What to do:
Output all records precisely as written.

+ + + + + + +

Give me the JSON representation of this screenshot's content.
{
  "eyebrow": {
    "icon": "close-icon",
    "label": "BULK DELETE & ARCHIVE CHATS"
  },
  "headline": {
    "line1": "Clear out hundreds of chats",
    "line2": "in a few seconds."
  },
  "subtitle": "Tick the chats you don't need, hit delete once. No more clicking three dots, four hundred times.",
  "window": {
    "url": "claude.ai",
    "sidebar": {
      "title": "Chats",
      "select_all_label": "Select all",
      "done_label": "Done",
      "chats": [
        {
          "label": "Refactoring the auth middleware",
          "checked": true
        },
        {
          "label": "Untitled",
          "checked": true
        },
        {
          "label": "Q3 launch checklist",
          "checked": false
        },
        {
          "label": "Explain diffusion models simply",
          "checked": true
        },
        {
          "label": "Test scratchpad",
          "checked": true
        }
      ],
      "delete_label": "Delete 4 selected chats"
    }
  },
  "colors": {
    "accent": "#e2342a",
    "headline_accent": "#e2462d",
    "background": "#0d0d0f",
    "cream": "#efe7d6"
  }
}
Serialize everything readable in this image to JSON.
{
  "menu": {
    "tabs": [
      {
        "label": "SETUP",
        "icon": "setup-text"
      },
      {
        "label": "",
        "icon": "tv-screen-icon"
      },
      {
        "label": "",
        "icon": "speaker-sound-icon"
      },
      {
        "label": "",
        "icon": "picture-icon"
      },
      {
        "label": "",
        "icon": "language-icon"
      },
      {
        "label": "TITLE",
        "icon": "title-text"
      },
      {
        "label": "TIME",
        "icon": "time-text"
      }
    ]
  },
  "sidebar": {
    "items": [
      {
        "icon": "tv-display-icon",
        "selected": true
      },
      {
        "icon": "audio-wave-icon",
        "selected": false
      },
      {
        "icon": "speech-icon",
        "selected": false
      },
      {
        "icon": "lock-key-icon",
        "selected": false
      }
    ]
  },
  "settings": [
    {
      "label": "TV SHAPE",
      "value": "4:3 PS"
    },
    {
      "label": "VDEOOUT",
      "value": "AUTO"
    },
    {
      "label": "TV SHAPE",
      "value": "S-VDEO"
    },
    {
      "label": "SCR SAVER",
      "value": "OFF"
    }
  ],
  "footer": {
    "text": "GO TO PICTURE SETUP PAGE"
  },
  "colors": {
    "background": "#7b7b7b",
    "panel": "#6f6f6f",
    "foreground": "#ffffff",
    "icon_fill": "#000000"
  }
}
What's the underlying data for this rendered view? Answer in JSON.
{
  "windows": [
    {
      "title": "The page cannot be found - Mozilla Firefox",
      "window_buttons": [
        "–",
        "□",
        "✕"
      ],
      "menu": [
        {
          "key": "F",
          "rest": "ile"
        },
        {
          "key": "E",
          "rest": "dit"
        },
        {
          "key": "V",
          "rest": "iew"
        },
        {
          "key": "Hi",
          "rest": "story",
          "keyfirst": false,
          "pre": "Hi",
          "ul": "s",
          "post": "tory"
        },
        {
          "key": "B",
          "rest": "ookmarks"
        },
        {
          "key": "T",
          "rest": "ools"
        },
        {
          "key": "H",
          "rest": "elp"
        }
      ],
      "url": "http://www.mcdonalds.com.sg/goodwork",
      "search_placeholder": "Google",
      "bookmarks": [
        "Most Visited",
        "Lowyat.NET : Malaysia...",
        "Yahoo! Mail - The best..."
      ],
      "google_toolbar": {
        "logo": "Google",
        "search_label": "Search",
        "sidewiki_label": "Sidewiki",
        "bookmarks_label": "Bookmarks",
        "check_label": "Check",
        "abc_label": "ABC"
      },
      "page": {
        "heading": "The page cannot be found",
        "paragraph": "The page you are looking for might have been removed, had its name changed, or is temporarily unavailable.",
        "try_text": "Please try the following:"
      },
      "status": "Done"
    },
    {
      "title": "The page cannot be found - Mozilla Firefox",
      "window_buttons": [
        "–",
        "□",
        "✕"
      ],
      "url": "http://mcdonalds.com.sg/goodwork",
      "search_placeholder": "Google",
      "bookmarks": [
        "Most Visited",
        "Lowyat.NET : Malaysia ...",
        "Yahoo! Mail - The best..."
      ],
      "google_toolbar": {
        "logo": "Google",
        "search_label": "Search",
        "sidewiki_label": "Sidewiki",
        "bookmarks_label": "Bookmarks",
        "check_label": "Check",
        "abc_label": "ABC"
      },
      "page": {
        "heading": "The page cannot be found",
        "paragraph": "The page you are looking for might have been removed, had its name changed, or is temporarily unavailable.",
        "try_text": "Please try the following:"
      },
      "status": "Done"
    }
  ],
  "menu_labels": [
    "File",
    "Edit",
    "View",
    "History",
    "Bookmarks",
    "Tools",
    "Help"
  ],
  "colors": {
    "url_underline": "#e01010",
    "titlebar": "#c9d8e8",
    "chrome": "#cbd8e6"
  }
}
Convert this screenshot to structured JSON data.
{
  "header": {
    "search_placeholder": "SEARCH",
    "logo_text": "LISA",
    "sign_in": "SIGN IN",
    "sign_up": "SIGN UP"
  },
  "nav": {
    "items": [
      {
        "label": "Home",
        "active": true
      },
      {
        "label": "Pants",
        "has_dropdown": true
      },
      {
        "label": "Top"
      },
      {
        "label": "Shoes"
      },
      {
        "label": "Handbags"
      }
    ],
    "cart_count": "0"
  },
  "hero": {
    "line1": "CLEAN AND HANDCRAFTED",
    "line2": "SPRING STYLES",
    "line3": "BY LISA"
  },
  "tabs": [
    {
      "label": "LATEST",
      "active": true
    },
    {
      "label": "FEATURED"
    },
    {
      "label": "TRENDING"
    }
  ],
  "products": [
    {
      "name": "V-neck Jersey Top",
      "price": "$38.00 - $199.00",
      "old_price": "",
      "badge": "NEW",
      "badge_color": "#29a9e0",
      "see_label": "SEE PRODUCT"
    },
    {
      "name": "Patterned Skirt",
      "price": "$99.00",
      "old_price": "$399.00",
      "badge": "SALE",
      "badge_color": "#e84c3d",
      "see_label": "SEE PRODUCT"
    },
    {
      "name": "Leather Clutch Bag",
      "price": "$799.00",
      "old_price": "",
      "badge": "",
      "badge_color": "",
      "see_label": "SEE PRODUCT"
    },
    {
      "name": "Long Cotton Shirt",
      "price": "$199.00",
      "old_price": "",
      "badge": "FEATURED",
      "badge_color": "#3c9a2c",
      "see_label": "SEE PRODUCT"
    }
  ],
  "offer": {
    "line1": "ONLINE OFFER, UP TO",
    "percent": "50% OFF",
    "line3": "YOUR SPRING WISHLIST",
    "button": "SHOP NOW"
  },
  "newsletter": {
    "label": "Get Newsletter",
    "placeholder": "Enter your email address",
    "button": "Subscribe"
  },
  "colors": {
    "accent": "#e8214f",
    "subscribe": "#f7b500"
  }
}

+ + + + + + +

Solved exercise:
Give me the JSON representation of this screenshot's content.
{
  "eyebrow": {
    "icon": "close-icon",
    "label": "BULK DELETE & ARCHIVE CHATS"
  },
  "headline": {
    "line1": "Clear out hundreds of chats",
    "line2": "in a few seconds."
  },
  "subtitle": "Tick the chats you don't need, hit delete once. No more clicking three dots, four hundred times.",
  "window": {
    "url": "claude.ai",
    "sidebar": {
      "title": "Chats",
      "select_all_label": "Select all",
      "done_label": "Done",
      "chats": [
        {
          "label": "Refactoring the auth middleware",
          "checked": true
        },
        {
          "label": "Untitled",
          "checked": true
        },
        {
          "label": "Q3 launch checklist",
          "checked": false
        },
        {
          "label": "Explain diffusion models simply",
          "checked": true
        },
        {
          "label": "Test scratchpad",
          "checked": true
        }
      ],
      "delete_label": "Delete 4 selected chats"
    }
  },
  "colors": {
    "accent": "#e2342a",
    "headline_accent": "#e2462d",
    "background": "#0d0d0f",
    "cream": "#efe7d6"
  }
}
Serialize everything readable in this image to JSON.
{
  "menu": {
    "tabs": [
      {
        "label": "SETUP",
        "icon": "setup-text"
      },
      {
        "label": "",
        "icon": "tv-screen-icon"
      },
      {
        "label": "",
        "icon": "speaker-sound-icon"
      },
      {
        "label": "",
        "icon": "picture-icon"
      },
      {
        "label": "",
        "icon": "language-icon"
      },
      {
        "label": "TITLE",
        "icon": "title-text"
      },
      {
        "label": "TIME",
        "icon": "time-text"
      }
    ]
  },
  "sidebar": {
    "items": [
      {
        "icon": "tv-display-icon",
        "selected": true
      },
      {
        "icon": "audio-wave-icon",
        "selected": false
      },
      {
        "icon": "speech-icon",
        "selected": false
      },
      {
        "icon": "lock-key-icon",
        "selected": false
      }
    ]
  },
  "settings": [
    {
      "label": "TV SHAPE",
      "value": "4:3 PS"
    },
    {
      "label": "VDEOOUT",
      "value": "AUTO"
    },
    {
      "label": "TV SHAPE",
      "value": "S-VDEO"
    },
    {
      "label": "SCR SAVER",
      "value": "OFF"
    }
  ],
  "footer": {
    "text": "GO TO PICTURE SETUP PAGE"
  },
  "colors": {
    "background": "#7b7b7b",
    "panel": "#6f6f6f",
    "foreground": "#ffffff",
    "icon_fill": "#000000"
  }
}
What's the underlying data for this rendered view? Answer in JSON.
{
  "windows": [
    {
      "title": "The page cannot be found - Mozilla Firefox",
      "window_buttons": [
        "–",
        "□",
        "✕"
      ],
      "menu": [
        {
          "key": "F",
          "rest": "ile"
        },
        {
          "key": "E",
          "rest": "dit"
        },
        {
          "key": "V",
          "rest": "iew"
        },
        {
          "key": "Hi",
          "rest": "story",
          "keyfirst": false,
          "pre": "Hi",
          "ul": "s",
          "post": "tory"
        },
        {
          "key": "B",
          "rest": "ookmarks"
        },
        {
          "key": "T",
          "rest": "ools"
        },
        {
          "key": "H",
          "rest": "elp"
        }
      ],
      "url": "http://www.mcdonalds.com.sg/goodwork",
      "search_placeholder": "Google",
      "bookmarks": [
        "Most Visited",
        "Lowyat.NET : Malaysia...",
        "Yahoo! Mail - The best..."
      ],
      "google_toolbar": {
        "logo": "Google",
        "search_label": "Search",
        "sidewiki_label": "Sidewiki",
        "bookmarks_label": "Bookmarks",
        "check_label": "Check",
        "abc_label": "ABC"
      },
      "page": {
        "heading": "The page cannot be found",
        "paragraph": "The page you are looking for might have been removed, had its name changed, or is temporarily unavailable.",
        "try_text": "Please try the following:"
      },
      "status": "Done"
    },
    {
      "title": "The page cannot be found - Mozilla Firefox",
      "window_buttons": [
        "–",
        "□",
        "✕"
      ],
      "url": "http://mcdonalds.com.sg/goodwork",
      "search_placeholder": "Google",
      "bookmarks": [
        "Most Visited",
        "Lowyat.NET : Malaysia ...",
        "Yahoo! Mail - The best..."
      ],
      "google_toolbar": {
        "logo": "Google",
        "search_label": "Search",
        "sidewiki_label": "Sidewiki",
        "bookmarks_label": "Bookmarks",
        "check_label": "Check",
        "abc_label": "ABC"
      },
      "page": {
        "heading": "The page cannot be found",
        "paragraph": "The page you are looking for might have been removed, had its name changed, or is temporarily unavailable.",
        "try_text": "Please try the following:"
      },
      "status": "Done"
    }
  ],
  "menu_labels": [
    "File",
    "Edit",
    "View",
    "History",
    "Bookmarks",
    "Tools",
    "Help"
  ],
  "colors": {
    "url_underline": "#e01010",
    "titlebar": "#c9d8e8",
    "chrome": "#cbd8e6"
  }
}
Convert this screenshot to structured JSON data.
{
  "header": {
    "search_placeholder": "SEARCH",
    "logo_text": "LISA",
    "sign_in": "SIGN IN",
    "sign_up": "SIGN UP"
  },
  "nav": {
    "items": [
      {
        "label": "Home",
        "active": true
      },
      {
        "label": "Pants",
        "has_dropdown": true
      },
      {
        "label": "Top"
      },
      {
        "label": "Shoes"
      },
      {
        "label": "Handbags"
      }
    ],
    "cart_count": "0"
  },
  "hero": {
    "line1": "CLEAN AND HANDCRAFTED",
    "line2": "SPRING STYLES",
    "line3": "BY LISA"
  },
  "tabs": [
    {
      "label": "LATEST",
      "active": true
    },
    {
      "label": "FEATURED"
    },
    {
      "label": "TRENDING"
    }
  ],
  "products": [
    {
      "name": "V-neck Jersey Top",
      "price": "$38.00 - $199.00",
      "old_price": "",
      "badge": "NEW",
      "badge_color": "#29a9e0",
      "see_label": "SEE PRODUCT"
    },
    {
      "name": "Patterned Skirt",
      "price": "$99.00",
      "old_price": "$399.00",
      "badge": "SALE",
      "badge_color": "#e84c3d",
      "see_label": "SEE PRODUCT"
    },
    {
      "name": "Leather Clutch Bag",
      "price": "$799.00",
      "old_price": "",
      "badge": "",
      "badge_color": "",
      "see_label": "SEE PRODUCT"
    },
    {
      "name": "Long Cotton Shirt",
      "price": "$199.00",
      "old_price": "",
      "badge": "FEATURED",
      "badge_color": "#3c9a2c",
      "see_label": "SEE PRODUCT"
    }
  ],
  "offer": {
    "line1": "ONLINE OFFER, UP TO",
    "percent": "50% OFF",
    "line3": "YOUR SPRING WISHLIST",
    "button": "SHOP NOW"
  },
  "newsletter": {
    "label": "Get Newsletter",
    "placeholder": "Enter your email address",
    "button": "Subscribe"
  },
  "colors": {
    "accent": "#e8214f",
    "subscribe": "#f7b500"
  }
}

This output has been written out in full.